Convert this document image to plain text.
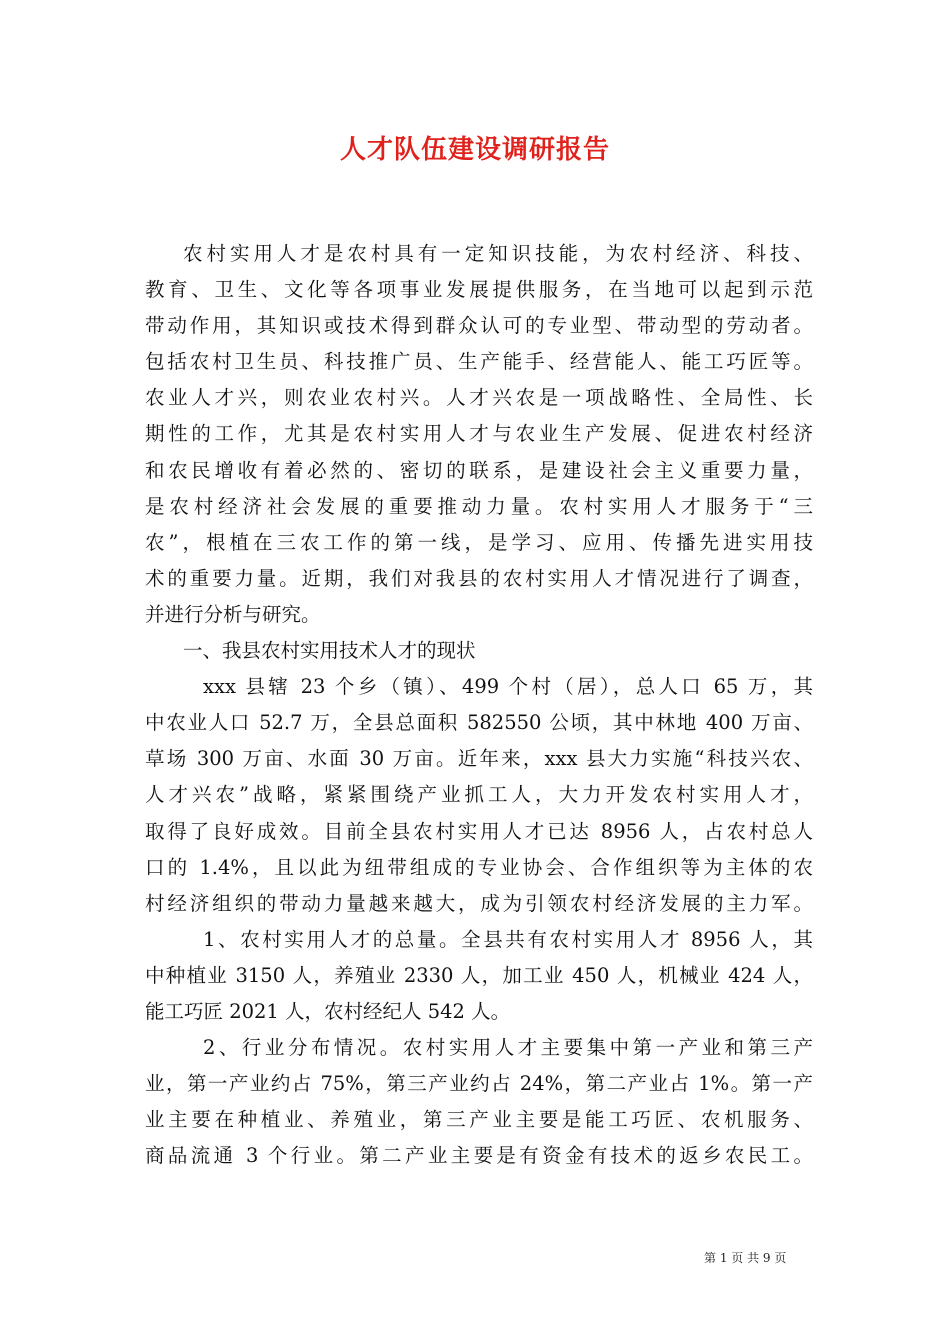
人才队伍建设调研报告
农村实用人才是农村具有一定知识技能，为农村经济、科技、
教育、卫生、文化等各项事业发展提供服务，在当地可以起到示范
带动作用，其知识或技术得到群众认可的专业型、带动型的劳动者。
包括农村卫生员、科技推广员、生产能手、经营能人、能工巧匠等。
农业人才兴，则农业农村兴。人才兴农是一项战略性、全局性、长
期性的工作，尤其是农村实用人才与农业生产发展、促进农村经济
和农民增收有着必然的、密切的联系，是建设社会主义重要力量，
是农村经济社会发展的重要推动力量。农村实用人才服务于“三
农”，根植在三农工作的第一线，是学习、应用、传播先进实用技
术的重要力量。近期，我们对我县的农村实用人才情况进行了调查，
并进行分析与研究。
一、我县农村实用技术人才的现状
xxx 县辖 23 个乡（镇）、499 个村（居），总人口 65 万，其
中农业人口 52.7 万，全县总面积 582550 公顷，其中林地 400 万亩、
草场 300 万亩、水面 30 万亩。近年来，xxx 县大力实施“科技兴农、
人才兴农”战略，紧紧围绕产业抓工人，大力开发农村实用人才，
取得了良好成效。目前全县农村实用人才已达 8956 人，占农村总人
口的 1.4%，且以此为纽带组成的专业协会、合作组织等为主体的农
村经济组织的带动力量越来越大，成为引领农村经济发展的主力军。
1、农村实用人才的总量。全县共有农村实用人才 8956 人，其
中种植业 3150 人，养殖业 2330 人，加工业 450 人，机械业 424 人，
能工巧匠 2021 人，农村经纪人 542 人。
2、行业分布情况。农村实用人才主要集中第一产业和第三产
业，第一产业约占 75%，第三产业约占 24%，第二产业占 1%。第一产
业主要在种植业、养殖业，第三产业主要是能工巧匠、农机服务、
商品流通 3 个行业。第二产业主要是有资金有技术的返乡农民工。
第 1 页 共 9 页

------------------------------------------------------------

## Exercise instructions
Repeat the data in full and exactly. Omit pictures.

## Response
Convert this document image to plain text.
人才队伍建设调研报告
农村实用人才是农村具有一定知识技能，为农村经济、科技、
教育、卫生、文化等各项事业发展提供服务，在当地可以起到示范
带动作用，其知识或技术得到群众认可的专业型、带动型的劳动者。
包括农村卫生员、科技推广员、生产能手、经营能人、能工巧匠等。
农业人才兴，则农业农村兴。人才兴农是一项战略性、全局性、长
期性的工作，尤其是农村实用人才与农业生产发展、促进农村经济
和农民增收有着必然的、密切的联系，是建设社会主义重要力量，
是农村经济社会发展的重要推动力量。农村实用人才服务于“三
农”，根植在三农工作的第一线，是学习、应用、传播先进实用技
术的重要力量。近期，我们对我县的农村实用人才情况进行了调查，
并进行分析与研究。
一、我县农村实用技术人才的现状
xxx 县辖 23 个乡（镇）、499 个村（居），总人口 65 万，其
中农业人口 52.7 万，全县总面积 582550 公顷，其中林地 400 万亩、
草场 300 万亩、水面 30 万亩。近年来，xxx 县大力实施“科技兴农、
人才兴农”战略，紧紧围绕产业抓工人，大力开发农村实用人才，
取得了良好成效。目前全县农村实用人才已达 8956 人，占农村总人
口的 1.4%，且以此为纽带组成的专业协会、合作组织等为主体的农
村经济组织的带动力量越来越大，成为引领农村经济发展的主力军。
1、农村实用人才的总量。全县共有农村实用人才 8956 人，其
中种植业 3150 人，养殖业 2330 人，加工业 450 人，机械业 424 人，
能工巧匠 2021 人，农村经纪人 542 人。
2、行业分布情况。农村实用人才主要集中第一产业和第三产
业，第一产业约占 75%，第三产业约占 24%，第二产业占 1%。第一产
业主要在种植业、养殖业，第三产业主要是能工巧匠、农机服务、
商品流通 3 个行业。第二产业主要是有资金有技术的返乡农民工。
第 1 页 共 9 页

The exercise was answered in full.